Both of those are Stihl I think. Stihl doesn't stock safety chisel at my local dealer.

On my bigger saws I run non safety semi chain because of dirt grown into trunks (ag and suburban area).

If I was cutting big wood, green, away from civilization/nails, and especially softwoods, for sure I would run full chisel only. But that is not what I get.

I have full chisels for each saw just in case, and have one set up with full chisel. If I am cutting large green wood where the time savings would add up, and where I am almost 100% sure there are no fence wires or nails, I will use that one. But when within 8 feet of the ground, the chisel goes back to the truck.

To the OP: learn to file. If you have only sharpened it twice, you are running a very non sharp chain. Not necessarily badly dull, but not sharp.  To me ground chain is a better edge, but you cut from 100% sharp down to 30% sharp when you take it off to have it ground again. Your average cutting day is maybe 50% sharp and you ‘get by’.   With filing, you cut from maybe 90% sharp, to 75% sharp, touch the edges, and are back up to 90% sharp again. Your average day is maybe 85% sharp. Every tank or two, two or three strokes is all it takes unless you rock the chain. Then it is replace it and have it ground.

The difference between not really dull and really sharp is huge. Eric explained it well. A good chain well maintained can make a wild thing cut like your dreams.  A poor chain works on a good saw only because sheer hp pulls it through. A good chain on a good saw, well that is a precision tool and a joy to use. And much safer to use.


kcj


----------

§ **GIVEN PROBLEM**:
In the forum post above, what does the writer do with the full chisel chain when cutting within 8 feet of the ground?

§ **RECORDS**:
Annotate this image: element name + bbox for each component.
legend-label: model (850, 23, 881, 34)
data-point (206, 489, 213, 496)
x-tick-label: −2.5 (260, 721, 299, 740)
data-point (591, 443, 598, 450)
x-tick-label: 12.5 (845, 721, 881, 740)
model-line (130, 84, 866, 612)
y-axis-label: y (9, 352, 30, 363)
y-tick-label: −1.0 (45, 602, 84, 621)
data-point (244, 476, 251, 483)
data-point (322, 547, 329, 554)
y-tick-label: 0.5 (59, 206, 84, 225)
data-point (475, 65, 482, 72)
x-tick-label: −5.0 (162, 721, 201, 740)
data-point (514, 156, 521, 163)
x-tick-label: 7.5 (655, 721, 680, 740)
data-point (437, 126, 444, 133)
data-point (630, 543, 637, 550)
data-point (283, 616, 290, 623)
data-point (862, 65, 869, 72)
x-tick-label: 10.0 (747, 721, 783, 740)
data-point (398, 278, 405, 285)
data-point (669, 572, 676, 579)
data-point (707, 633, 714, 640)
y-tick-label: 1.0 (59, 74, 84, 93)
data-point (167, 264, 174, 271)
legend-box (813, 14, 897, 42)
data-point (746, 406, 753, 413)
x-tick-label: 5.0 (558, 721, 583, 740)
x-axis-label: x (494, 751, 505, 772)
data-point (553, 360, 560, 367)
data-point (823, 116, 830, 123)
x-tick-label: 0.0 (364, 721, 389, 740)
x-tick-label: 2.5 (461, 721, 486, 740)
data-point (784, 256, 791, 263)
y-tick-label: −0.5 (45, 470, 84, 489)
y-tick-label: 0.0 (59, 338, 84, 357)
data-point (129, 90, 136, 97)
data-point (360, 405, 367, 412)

§ **EXERCISE RESULT**:
The chisel goes back to the truck.